:: DATASET RECORDS

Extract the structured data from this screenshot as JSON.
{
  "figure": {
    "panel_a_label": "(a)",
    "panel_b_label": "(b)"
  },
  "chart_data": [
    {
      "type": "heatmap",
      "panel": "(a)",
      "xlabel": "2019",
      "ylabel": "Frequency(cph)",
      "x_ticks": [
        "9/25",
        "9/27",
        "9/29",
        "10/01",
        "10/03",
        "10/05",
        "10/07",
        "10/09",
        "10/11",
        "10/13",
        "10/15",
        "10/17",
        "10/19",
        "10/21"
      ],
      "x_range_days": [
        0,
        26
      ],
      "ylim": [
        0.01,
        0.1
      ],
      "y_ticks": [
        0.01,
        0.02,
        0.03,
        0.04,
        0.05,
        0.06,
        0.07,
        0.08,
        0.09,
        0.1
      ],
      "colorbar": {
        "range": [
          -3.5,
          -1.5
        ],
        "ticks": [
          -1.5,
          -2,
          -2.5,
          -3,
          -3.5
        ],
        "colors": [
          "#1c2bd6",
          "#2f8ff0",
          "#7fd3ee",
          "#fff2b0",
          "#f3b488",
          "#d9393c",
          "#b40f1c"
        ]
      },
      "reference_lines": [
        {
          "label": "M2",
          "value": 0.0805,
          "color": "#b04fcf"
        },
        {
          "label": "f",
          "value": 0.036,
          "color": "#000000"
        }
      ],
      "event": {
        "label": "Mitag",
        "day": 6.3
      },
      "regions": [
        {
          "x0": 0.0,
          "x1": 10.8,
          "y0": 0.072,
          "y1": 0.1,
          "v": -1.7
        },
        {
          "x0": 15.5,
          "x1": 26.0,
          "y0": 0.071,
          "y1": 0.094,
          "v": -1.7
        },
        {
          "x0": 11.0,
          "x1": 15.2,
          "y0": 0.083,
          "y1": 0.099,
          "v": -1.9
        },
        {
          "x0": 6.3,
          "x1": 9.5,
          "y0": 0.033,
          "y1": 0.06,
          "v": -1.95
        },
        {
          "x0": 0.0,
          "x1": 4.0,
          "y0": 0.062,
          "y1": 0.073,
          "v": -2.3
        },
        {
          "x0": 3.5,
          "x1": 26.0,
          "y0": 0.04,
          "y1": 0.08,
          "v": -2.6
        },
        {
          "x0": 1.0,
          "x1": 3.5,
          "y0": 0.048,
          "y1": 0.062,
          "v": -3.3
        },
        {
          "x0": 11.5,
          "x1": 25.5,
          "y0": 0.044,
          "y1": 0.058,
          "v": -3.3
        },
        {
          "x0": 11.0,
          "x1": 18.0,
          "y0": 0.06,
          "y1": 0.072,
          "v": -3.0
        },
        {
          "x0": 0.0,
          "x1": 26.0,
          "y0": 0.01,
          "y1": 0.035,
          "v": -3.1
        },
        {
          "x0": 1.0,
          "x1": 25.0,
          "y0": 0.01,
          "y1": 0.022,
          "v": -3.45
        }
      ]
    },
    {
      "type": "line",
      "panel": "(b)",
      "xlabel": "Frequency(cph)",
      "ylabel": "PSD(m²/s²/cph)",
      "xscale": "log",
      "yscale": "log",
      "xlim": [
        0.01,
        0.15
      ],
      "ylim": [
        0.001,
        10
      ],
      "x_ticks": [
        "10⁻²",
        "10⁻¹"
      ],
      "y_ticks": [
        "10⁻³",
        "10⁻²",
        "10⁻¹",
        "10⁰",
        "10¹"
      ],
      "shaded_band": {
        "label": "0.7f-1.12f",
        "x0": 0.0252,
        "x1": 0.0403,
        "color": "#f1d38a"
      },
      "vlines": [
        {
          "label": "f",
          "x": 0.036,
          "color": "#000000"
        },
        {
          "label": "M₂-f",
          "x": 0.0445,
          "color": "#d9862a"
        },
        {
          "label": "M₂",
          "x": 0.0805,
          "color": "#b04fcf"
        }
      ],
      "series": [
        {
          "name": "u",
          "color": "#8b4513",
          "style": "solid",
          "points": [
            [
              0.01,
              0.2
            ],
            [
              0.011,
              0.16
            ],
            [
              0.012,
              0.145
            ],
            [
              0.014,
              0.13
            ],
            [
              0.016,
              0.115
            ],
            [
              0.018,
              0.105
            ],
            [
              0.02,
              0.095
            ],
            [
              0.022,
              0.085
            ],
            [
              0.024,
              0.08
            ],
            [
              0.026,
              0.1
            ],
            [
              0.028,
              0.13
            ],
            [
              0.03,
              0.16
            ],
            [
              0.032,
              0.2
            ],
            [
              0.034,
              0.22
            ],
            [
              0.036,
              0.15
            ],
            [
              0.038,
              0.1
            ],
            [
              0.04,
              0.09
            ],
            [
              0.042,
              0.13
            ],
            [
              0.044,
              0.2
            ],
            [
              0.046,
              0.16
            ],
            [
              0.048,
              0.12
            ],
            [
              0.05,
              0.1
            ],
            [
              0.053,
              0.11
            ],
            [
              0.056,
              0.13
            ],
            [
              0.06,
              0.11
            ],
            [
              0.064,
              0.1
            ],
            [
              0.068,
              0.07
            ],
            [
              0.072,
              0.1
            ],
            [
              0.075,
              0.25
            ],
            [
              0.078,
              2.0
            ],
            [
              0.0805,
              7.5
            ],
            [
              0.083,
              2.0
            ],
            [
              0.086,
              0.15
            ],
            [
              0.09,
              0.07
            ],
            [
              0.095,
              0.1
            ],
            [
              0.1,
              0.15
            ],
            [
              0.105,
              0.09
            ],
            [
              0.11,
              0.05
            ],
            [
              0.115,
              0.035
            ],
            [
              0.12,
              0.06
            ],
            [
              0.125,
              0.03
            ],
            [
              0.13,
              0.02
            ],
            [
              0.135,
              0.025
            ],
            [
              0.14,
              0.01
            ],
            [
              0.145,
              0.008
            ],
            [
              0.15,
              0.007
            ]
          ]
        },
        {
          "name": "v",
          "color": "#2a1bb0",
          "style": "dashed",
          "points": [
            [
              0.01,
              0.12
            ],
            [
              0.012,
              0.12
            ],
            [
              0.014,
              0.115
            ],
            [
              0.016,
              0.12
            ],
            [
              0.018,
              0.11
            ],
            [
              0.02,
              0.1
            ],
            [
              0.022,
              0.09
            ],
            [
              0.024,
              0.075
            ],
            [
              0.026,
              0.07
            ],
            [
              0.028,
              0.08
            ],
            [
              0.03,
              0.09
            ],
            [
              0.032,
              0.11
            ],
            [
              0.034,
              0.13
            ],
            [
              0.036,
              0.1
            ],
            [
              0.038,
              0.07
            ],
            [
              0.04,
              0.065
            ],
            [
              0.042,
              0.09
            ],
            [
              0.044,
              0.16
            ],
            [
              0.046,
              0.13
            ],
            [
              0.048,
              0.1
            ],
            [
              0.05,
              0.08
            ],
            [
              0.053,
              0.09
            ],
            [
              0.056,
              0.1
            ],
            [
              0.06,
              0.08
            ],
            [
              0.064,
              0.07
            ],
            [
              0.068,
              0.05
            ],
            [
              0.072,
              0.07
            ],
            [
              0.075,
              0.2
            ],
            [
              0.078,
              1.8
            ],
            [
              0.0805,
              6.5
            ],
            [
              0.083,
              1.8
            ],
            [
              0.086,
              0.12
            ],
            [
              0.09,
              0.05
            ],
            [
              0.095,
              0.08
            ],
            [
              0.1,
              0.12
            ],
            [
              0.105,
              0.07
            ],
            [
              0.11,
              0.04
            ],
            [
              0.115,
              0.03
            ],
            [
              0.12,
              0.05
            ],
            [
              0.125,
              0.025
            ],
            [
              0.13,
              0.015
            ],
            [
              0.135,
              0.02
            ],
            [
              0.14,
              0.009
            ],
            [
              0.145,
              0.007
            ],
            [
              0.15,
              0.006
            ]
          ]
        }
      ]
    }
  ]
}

::::

### [WHAT IS REQUIRED]
Exactly reproduce every line of the records.

### [RESPONSE TO THE EXERCISE]
Extract the structured data from this screenshot as JSON.
{
  "figure": {
    "panel_a_label": "(a)",
    "panel_b_label": "(b)"
  },
  "chart_data": [
    {
      "type": "heatmap",
      "panel": "(a)",
      "xlabel": "2019",
      "ylabel": "Frequency(cph)",
      "x_ticks": [
        "9/25",
        "9/27",
        "9/29",
        "10/01",
        "10/03",
        "10/05",
        "10/07",
        "10/09",
        "10/11",
        "10/13",
        "10/15",
        "10/17",
        "10/19",
        "10/21"
      ],
      "x_range_days": [
        0,
        26
      ],
      "ylim": [
        0.01,
        0.1
      ],
      "y_ticks": [
        0.01,
        0.02,
        0.03,
        0.04,
        0.05,
        0.06,
        0.07,
        0.08,
        0.09,
        0.1
      ],
      "colorbar": {
        "range": [
          -3.5,
          -1.5
        ],
        "ticks": [
          -1.5,
          -2,
          -2.5,
          -3,
          -3.5
        ],
        "colors": [
          "#1c2bd6",
          "#2f8ff0",
          "#7fd3ee",
          "#fff2b0",
          "#f3b488",
          "#d9393c",
          "#b40f1c"
        ]
      },
      "reference_lines": [
        {
          "label": "M2",
          "value": 0.0805,
          "color": "#b04fcf"
        },
        {
          "label": "f",
          "value": 0.036,
          "color": "#000000"
        }
      ],
      "event": {
        "label": "Mitag",
        "day": 6.3
      },
      "regions": [
        {
          "x0": 0.0,
          "x1": 10.8,
          "y0": 0.072,
          "y1": 0.1,
          "v": -1.7
        },
        {
          "x0": 15.5,
          "x1": 26.0,
          "y0": 0.071,
          "y1": 0.094,
          "v": -1.7
        },
        {
          "x0": 11.0,
          "x1": 15.2,
          "y0": 0.083,
          "y1": 0.099,
          "v": -1.9
        },
        {
          "x0": 6.3,
          "x1": 9.5,
          "y0": 0.033,
          "y1": 0.06,
          "v": -1.95
        },
        {
          "x0": 0.0,
          "x1": 4.0,
          "y0": 0.062,
          "y1": 0.073,
          "v": -2.3
        },
        {
          "x0": 3.5,
          "x1": 26.0,
          "y0": 0.04,
          "y1": 0.08,
          "v": -2.6
        },
        {
          "x0": 1.0,
          "x1": 3.5,
          "y0": 0.048,
          "y1": 0.062,
          "v": -3.3
        },
        {
          "x0": 11.5,
          "x1": 25.5,
          "y0": 0.044,
          "y1": 0.058,
          "v": -3.3
        },
        {
          "x0": 11.0,
          "x1": 18.0,
          "y0": 0.06,
          "y1": 0.072,
          "v": -3.0
        },
        {
          "x0": 0.0,
          "x1": 26.0,
          "y0": 0.01,
          "y1": 0.035,
          "v": -3.1
        },
        {
          "x0": 1.0,
          "x1": 25.0,
          "y0": 0.01,
          "y1": 0.022,
          "v": -3.45
        }
      ]
    },
    {
      "type": "line",
      "panel": "(b)",
      "xlabel": "Frequency(cph)",
      "ylabel": "PSD(m²/s²/cph)",
      "xscale": "log",
      "yscale": "log",
      "xlim": [
        0.01,
        0.15
      ],
      "ylim": [
        0.001,
        10
      ],
      "x_ticks": [
        "10⁻²",
        "10⁻¹"
      ],
      "y_ticks": [
        "10⁻³",
        "10⁻²",
        "10⁻¹",
        "10⁰",
        "10¹"
      ],
      "shaded_band": {
        "label": "0.7f-1.12f",
        "x0": 0.0252,
        "x1": 0.0403,
        "color": "#f1d38a"
      },
      "vlines": [
        {
          "label": "f",
          "x": 0.036,
          "color": "#000000"
        },
        {
          "label": "M₂-f",
          "x": 0.0445,
          "color": "#d9862a"
        },
        {
          "label": "M₂",
          "x": 0.0805,
          "color": "#b04fcf"
        }
      ],
      "series": [
        {
          "name": "u",
          "color": "#8b4513",
          "style": "solid",
          "points": [
            [
              0.01,
              0.2
            ],
            [
              0.011,
              0.16
            ],
            [
              0.012,
              0.145
            ],
            [
              0.014,
              0.13
            ],
            [
              0.016,
              0.115
            ],
            [
              0.018,
              0.105
            ],
            [
              0.02,
              0.095
            ],
            [
              0.022,
              0.085
            ],
            [
              0.024,
              0.08
            ],
            [
              0.026,
              0.1
            ],
            [
              0.028,
              0.13
            ],
            [
              0.03,
              0.16
            ],
            [
              0.032,
              0.2
            ],
            [
              0.034,
              0.22
            ],
            [
              0.036,
              0.15
            ],
            [
              0.038,
              0.1
            ],
            [
              0.04,
              0.09
            ],
            [
              0.042,
              0.13
            ],
            [
              0.044,
              0.2
            ],
            [
              0.046,
              0.16
            ],
            [
              0.048,
              0.12
            ],
            [
              0.05,
              0.1
            ],
            [
              0.053,
              0.11
            ],
            [
              0.056,
              0.13
            ],
            [
              0.06,
              0.11
            ],
            [
              0.064,
              0.1
            ],
            [
              0.068,
              0.07
            ],
            [
              0.072,
              0.1
            ],
            [
              0.075,
              0.25
            ],
            [
              0.078,
              2.0
            ],
            [
              0.0805,
              7.5
            ],
            [
              0.083,
              2.0
            ],
            [
              0.086,
              0.15
            ],
            [
              0.09,
              0.07
            ],
            [
              0.095,
              0.1
            ],
            [
              0.1,
              0.15
            ],
            [
              0.105,
              0.09
            ],
            [
              0.11,
              0.05
            ],
            [
              0.115,
              0.035
            ],
            [
              0.12,
              0.06
            ],
            [
              0.125,
              0.03
            ],
            [
              0.13,
              0.02
            ],
            [
              0.135,
              0.025
            ],
            [
              0.14,
              0.01
            ],
            [
              0.145,
              0.008
            ],
            [
              0.15,
              0.007
            ]
          ]
        },
        {
          "name": "v",
          "color": "#2a1bb0",
          "style": "dashed",
          "points": [
            [
              0.01,
              0.12
            ],
            [
              0.012,
              0.12
            ],
            [
              0.014,
              0.115
            ],
            [
              0.016,
              0.12
            ],
            [
              0.018,
              0.11
            ],
            [
              0.02,
              0.1
            ],
            [
              0.022,
              0.09
            ],
            [
              0.024,
              0.075
            ],
            [
              0.026,
              0.07
            ],
            [
              0.028,
              0.08
            ],
            [
              0.03,
              0.09
            ],
            [
              0.032,
              0.11
            ],
            [
              0.034,
              0.13
            ],
            [
              0.036,
              0.1
            ],
            [
              0.038,
              0.07
            ],
            [
              0.04,
              0.065
            ],
            [
              0.042,
              0.09
            ],
            [
              0.044,
              0.16
            ],
            [
              0.046,
              0.13
            ],
            [
              0.048,
              0.1
            ],
            [
              0.05,
              0.08
            ],
            [
              0.053,
              0.09
            ],
            [
              0.056,
              0.1
            ],
            [
              0.06,
              0.08
            ],
            [
              0.064,
              0.07
            ],
            [
              0.068,
              0.05
            ],
            [
              0.072,
              0.07
            ],
            [
              0.075,
              0.2
            ],
            [
              0.078,
              1.8
            ],
            [
              0.0805,
              6.5
            ],
            [
              0.083,
              1.8
            ],
            [
              0.086,
              0.12
            ],
            [
              0.09,
              0.05
            ],
            [
              0.095,
              0.08
            ],
            [
              0.1,
              0.12
            ],
            [
              0.105,
              0.07
            ],
            [
              0.11,
              0.04
            ],
            [
              0.115,
              0.03
            ],
            [
              0.12,
              0.05
            ],
            [
              0.125,
              0.025
            ],
            [
              0.13,
              0.015
            ],
            [
              0.135,
              0.02
            ],
            [
              0.14,
              0.009
            ],
            [
              0.145,
              0.007
            ],
            [
              0.15,
              0.006
            ]
          ]
        }
      ]
    }
  ]
}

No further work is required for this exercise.